* Material shown *
========

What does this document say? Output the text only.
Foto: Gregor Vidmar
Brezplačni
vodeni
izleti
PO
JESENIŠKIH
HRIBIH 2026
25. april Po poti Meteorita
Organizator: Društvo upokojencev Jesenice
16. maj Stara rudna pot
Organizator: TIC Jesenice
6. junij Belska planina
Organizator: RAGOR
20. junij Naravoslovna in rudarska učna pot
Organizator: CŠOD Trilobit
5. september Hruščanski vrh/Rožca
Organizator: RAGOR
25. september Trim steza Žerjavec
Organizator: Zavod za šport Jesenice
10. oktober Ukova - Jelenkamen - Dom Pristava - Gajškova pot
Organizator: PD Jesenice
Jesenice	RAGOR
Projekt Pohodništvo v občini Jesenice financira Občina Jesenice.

========

* The task *
Exactly as shown, repeat every record.

* Written reply *
What does this document say? Output the text only.
Foto: Gregor Vidmar
Brezplačni
vodeni
izleti
PO
JESENIŠKIH
HRIBIH 2026
25. april Po poti Meteorita
Organizator: Društvo upokojencev Jesenice
16. maj Stara rudna pot
Organizator: TIC Jesenice
6. junij Belska planina
Organizator: RAGOR
20. junij Naravoslovna in rudarska učna pot
Organizator: CŠOD Trilobit
5. september Hruščanski vrh/Rožca
Organizator: RAGOR
25. september Trim steza Žerjavec
Organizator: Zavod za šport Jesenice
10. oktober Ukova - Jelenkamen - Dom Pristava - Gajškova pot
Organizator: PD Jesenice
Jesenice	RAGOR
Projekt Pohodništvo v občini Jesenice financira Občina Jesenice.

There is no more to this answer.